_EXERCISE OBJECTIVE_
All of the lines below are to be transcribed faithfully, with pictures excluded from the copy.

════════

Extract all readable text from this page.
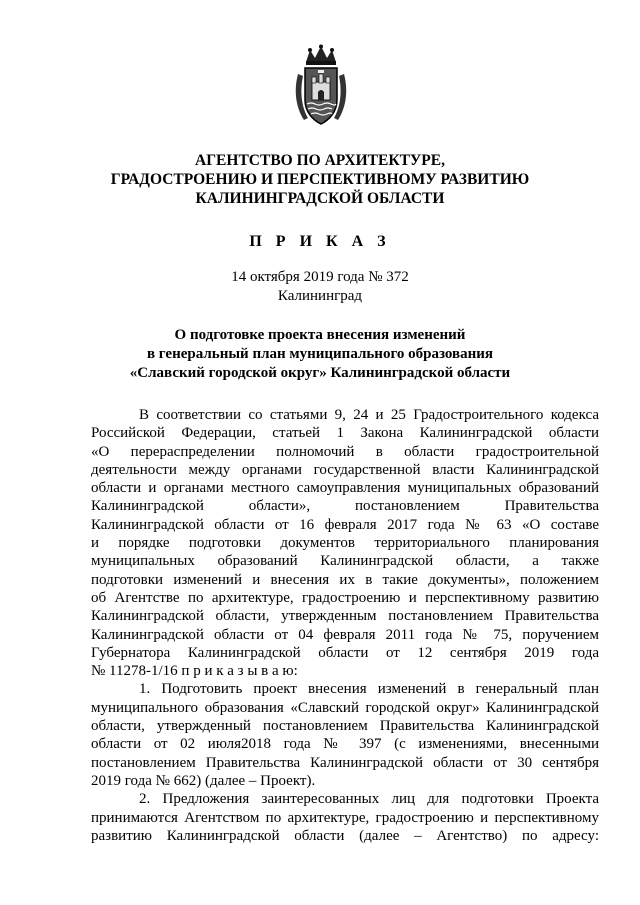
АГЕНТСТВО ПО АРХИТЕКТУРЕ,
ГРАДОСТРОЕНИЮ И ПЕРСПЕКТИВНОМУ РАЗВИТИЮ
КАЛИНИНГРАДСКОЙ ОБЛАСТИ
П Р И К А З
14 октября 2019 года № 372
Калининград
О подготовке проекта внесения изменений
в генеральный план муниципального образования
«Славский городской округ» Калининградской области
В соответствии со статьями 9, 24 и 25 Градостроительного кодекса
Российской Федерации, статьей 1 Закона Калининградской области
«О перераспределении полномочий в области градостроительной
деятельности между органами государственной власти Калининградской
области и органами местного самоуправления муниципальных образований
Калининградской области», постановлением Правительства
Калининградской области от 16 февраля 2017 года № 63 «О составе
и порядке подготовки документов территориального планирования
муниципальных образований Калининградской области, а также
подготовки изменений и внесения их в такие документы», положением
об Агентстве по архитектуре, градостроению и перспективному развитию
Калининградской области, утвержденным постановлением Правительства
Калининградской области от 04 февраля 2011 года № 75, поручением
Губернатора Калининградской области от 12 сентября 2019 года
№ 11278-1/16 п р и к а з ы в а ю:
1. Подготовить проект внесения изменений в генеральный план
муниципального образования «Славский городской округ» Калининградской
области, утвержденный постановлением Правительства Калининградской
области от 02 июля2018 года № 397 (с изменениями, внесенными
постановлением Правительства Калининградской области от 30 сентября
2019 года № 662) (далее – Проект).
2. Предложения заинтересованных лиц для подготовки Проекта
принимаются Агентством по архитектуре, градостроению и перспективному
развитию Калининградской области (далее – Агентство) по адресу:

════════

_FULL ANSWER_
Extract all readable text from this page.
АГЕНТСТВО ПО АРХИТЕКТУРЕ,
ГРАДОСТРОЕНИЮ И ПЕРСПЕКТИВНОМУ РАЗВИТИЮ
КАЛИНИНГРАДСКОЙ ОБЛАСТИ
П Р И К А З
14 октября 2019 года № 372
Калининград
О подготовке проекта внесения изменений
в генеральный план муниципального образования
«Славский городской округ» Калининградской области
В соответствии со статьями 9, 24 и 25 Градостроительного кодекса
Российской Федерации, статьей 1 Закона Калининградской области
«О перераспределении полномочий в области градостроительной
деятельности между органами государственной власти Калининградской
области и органами местного самоуправления муниципальных образований
Калининградской области», постановлением Правительства
Калининградской области от 16 февраля 2017 года № 63 «О составе
и порядке подготовки документов территориального планирования
муниципальных образований Калининградской области, а также
подготовки изменений и внесения их в такие документы», положением
об Агентстве по архитектуре, градостроению и перспективному развитию
Калининградской области, утвержденным постановлением Правительства
Калининградской области от 04 февраля 2011 года № 75, поручением
Губернатора Калининградской области от 12 сентября 2019 года
№ 11278-1/16 п р и к а з ы в а ю:
1. Подготовить проект внесения изменений в генеральный план
муниципального образования «Славский городской округ» Калининградской
области, утвержденный постановлением Правительства Калининградской
области от 02 июля2018 года № 397 (с изменениями, внесенными
постановлением Правительства Калининградской области от 30 сентября
2019 года № 662) (далее – Проект).
2. Предложения заинтересованных лиц для подготовки Проекта
принимаются Агентством по архитектуре, градостроению и перспективному
развитию Калининградской области (далее – Агентство) по адресу:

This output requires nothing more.